= EXERCISE =
Your task is to restate the data word for word.
==== PROVIDED MATERIAL
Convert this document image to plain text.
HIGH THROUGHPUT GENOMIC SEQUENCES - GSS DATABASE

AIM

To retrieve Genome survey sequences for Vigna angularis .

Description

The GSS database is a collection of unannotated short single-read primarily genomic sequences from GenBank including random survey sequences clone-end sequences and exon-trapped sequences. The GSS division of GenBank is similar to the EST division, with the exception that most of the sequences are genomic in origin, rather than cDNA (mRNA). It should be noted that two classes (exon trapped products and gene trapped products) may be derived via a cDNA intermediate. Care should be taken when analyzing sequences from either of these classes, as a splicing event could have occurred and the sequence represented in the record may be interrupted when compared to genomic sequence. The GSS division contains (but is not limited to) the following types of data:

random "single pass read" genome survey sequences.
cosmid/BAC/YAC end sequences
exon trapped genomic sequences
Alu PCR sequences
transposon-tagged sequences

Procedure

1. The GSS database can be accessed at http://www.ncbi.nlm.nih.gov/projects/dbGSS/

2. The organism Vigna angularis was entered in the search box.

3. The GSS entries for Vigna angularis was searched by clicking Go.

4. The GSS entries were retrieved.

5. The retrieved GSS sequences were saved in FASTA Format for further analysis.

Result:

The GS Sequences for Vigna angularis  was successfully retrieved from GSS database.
========
= ANSWER TO THIS TASK =
Convert this document image to plain text.
HIGH THROUGHPUT GENOMIC SEQUENCES - GSS DATABASE

AIM

To retrieve Genome survey sequences for Vigna angularis .

Description

The GSS database is a collection of unannotated short single-read primarily genomic sequences from GenBank including random survey sequences clone-end sequences and exon-trapped sequences. The GSS division of GenBank is similar to the EST division, with the exception that most of the sequences are genomic in origin, rather than cDNA (mRNA). It should be noted that two classes (exon trapped products and gene trapped products) may be derived via a cDNA intermediate. Care should be taken when analyzing sequences from either of these classes, as a splicing event could have occurred and the sequence represented in the record may be interrupted when compared to genomic sequence. The GSS division contains (but is not limited to) the following types of data:

random "single pass read" genome survey sequences.
cosmid/BAC/YAC end sequences
exon trapped genomic sequences
Alu PCR sequences
transposon-tagged sequences

Procedure

1. The GSS database can be accessed at http://www.ncbi.nlm.nih.gov/projects/dbGSS/

2. The organism Vigna angularis was entered in the search box.

3. The GSS entries for Vigna angularis was searched by clicking Go.

4. The GSS entries were retrieved.

5. The retrieved GSS sequences were saved in FASTA Format for further analysis.

Result:

The GS Sequences for Vigna angularis  was successfully retrieved from GSS database.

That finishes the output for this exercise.